Raw records
================

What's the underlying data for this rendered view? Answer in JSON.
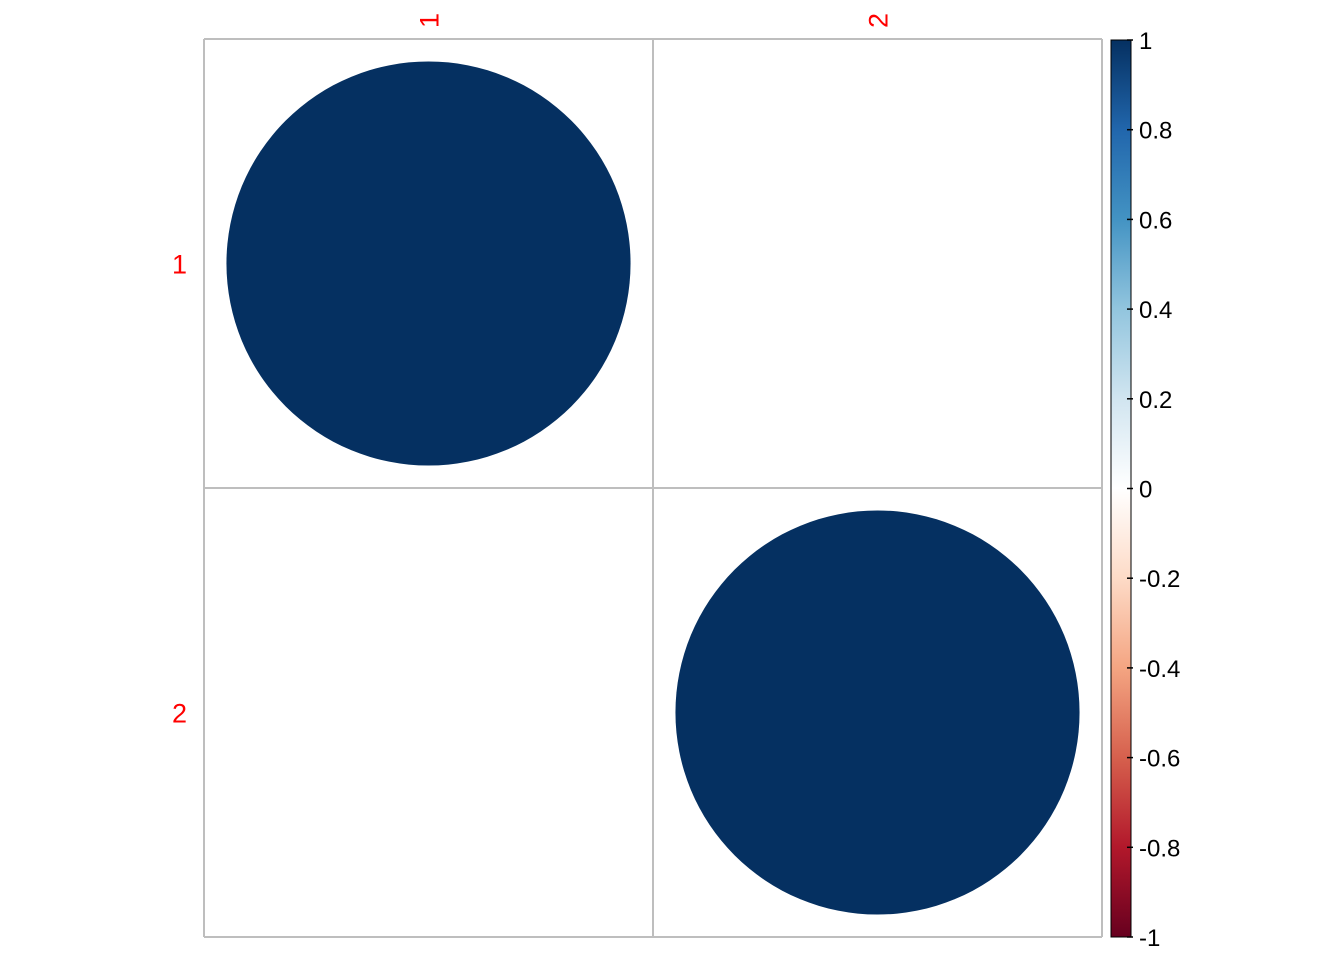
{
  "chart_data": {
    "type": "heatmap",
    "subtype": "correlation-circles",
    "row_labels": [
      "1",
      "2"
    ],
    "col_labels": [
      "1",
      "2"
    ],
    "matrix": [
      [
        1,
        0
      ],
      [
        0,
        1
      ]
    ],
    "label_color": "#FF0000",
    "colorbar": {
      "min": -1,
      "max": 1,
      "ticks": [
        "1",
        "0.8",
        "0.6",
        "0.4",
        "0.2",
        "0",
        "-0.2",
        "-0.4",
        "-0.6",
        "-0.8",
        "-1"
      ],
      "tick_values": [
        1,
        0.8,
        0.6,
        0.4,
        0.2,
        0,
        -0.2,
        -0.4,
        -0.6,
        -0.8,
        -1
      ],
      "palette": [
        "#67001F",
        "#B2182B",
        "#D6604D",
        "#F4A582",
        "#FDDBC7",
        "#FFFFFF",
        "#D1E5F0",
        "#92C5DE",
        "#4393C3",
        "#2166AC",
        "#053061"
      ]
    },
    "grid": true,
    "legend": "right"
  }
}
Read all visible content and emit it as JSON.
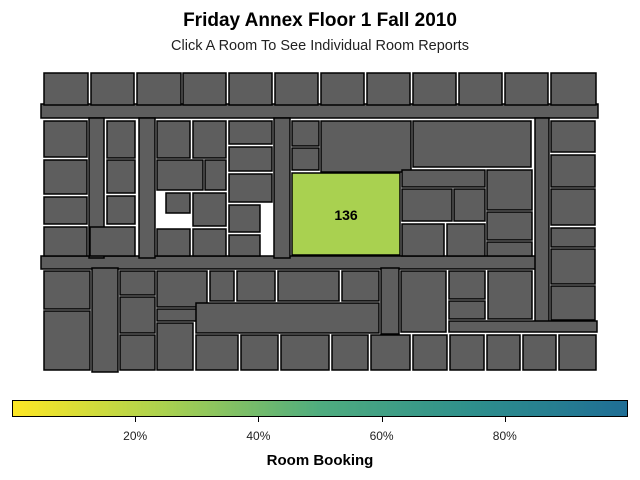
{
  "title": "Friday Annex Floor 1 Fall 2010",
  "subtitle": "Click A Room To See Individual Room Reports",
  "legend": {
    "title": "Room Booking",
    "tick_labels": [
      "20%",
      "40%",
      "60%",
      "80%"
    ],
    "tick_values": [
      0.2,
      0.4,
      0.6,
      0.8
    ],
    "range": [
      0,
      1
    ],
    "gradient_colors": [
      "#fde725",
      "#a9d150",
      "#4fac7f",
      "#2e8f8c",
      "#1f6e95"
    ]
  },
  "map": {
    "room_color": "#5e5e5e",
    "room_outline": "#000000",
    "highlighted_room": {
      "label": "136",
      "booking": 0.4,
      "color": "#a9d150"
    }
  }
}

================

Goal:
Exactly as written, return every line of the listing, but not the pictures.

Written answer:
What's the underlying data for this rendered view? Answer in JSON.
{
  "chart_data": {
    "type": "heatmap",
    "subtype": "correlation-circles",
    "row_labels": [
      "1",
      "2"
    ],
    "col_labels": [
      "1",
      "2"
    ],
    "matrix": [
      [
        1,
        0
      ],
      [
        0,
        1
      ]
    ],
    "label_color": "#FF0000",
    "colorbar": {
      "min": -1,
      "max": 1,
      "ticks": [
        "1",
        "0.8",
        "0.6",
        "0.4",
        "0.2",
        "0",
        "-0.2",
        "-0.4",
        "-0.6",
        "-0.8",
        "-1"
      ],
      "tick_values": [
        1,
        0.8,
        0.6,
        0.4,
        0.2,
        0,
        -0.2,
        -0.4,
        -0.6,
        -0.8,
        -1
      ],
      "palette": [
        "#67001F",
        "#B2182B",
        "#D6604D",
        "#F4A582",
        "#FDDBC7",
        "#FFFFFF",
        "#D1E5F0",
        "#92C5DE",
        "#4393C3",
        "#2166AC",
        "#053061"
      ]
    },
    "grid": true,
    "legend": "right"
  }
}
Read all visible content and emit it as JSON.
{
  "title": "Friday Annex Floor 1 Fall 2010",
  "subtitle": "Click A Room To See Individual Room Reports",
  "legend": {
    "title": "Room Booking",
    "tick_labels": [
      "20%",
      "40%",
      "60%",
      "80%"
    ],
    "tick_values": [
      0.2,
      0.4,
      0.6,
      0.8
    ],
    "range": [
      0,
      1
    ],
    "gradient_colors": [
      "#fde725",
      "#a9d150",
      "#4fac7f",
      "#2e8f8c",
      "#1f6e95"
    ]
  },
  "map": {
    "room_color": "#5e5e5e",
    "room_outline": "#000000",
    "highlighted_room": {
      "label": "136",
      "booking": 0.4,
      "color": "#a9d150"
    }
  }
}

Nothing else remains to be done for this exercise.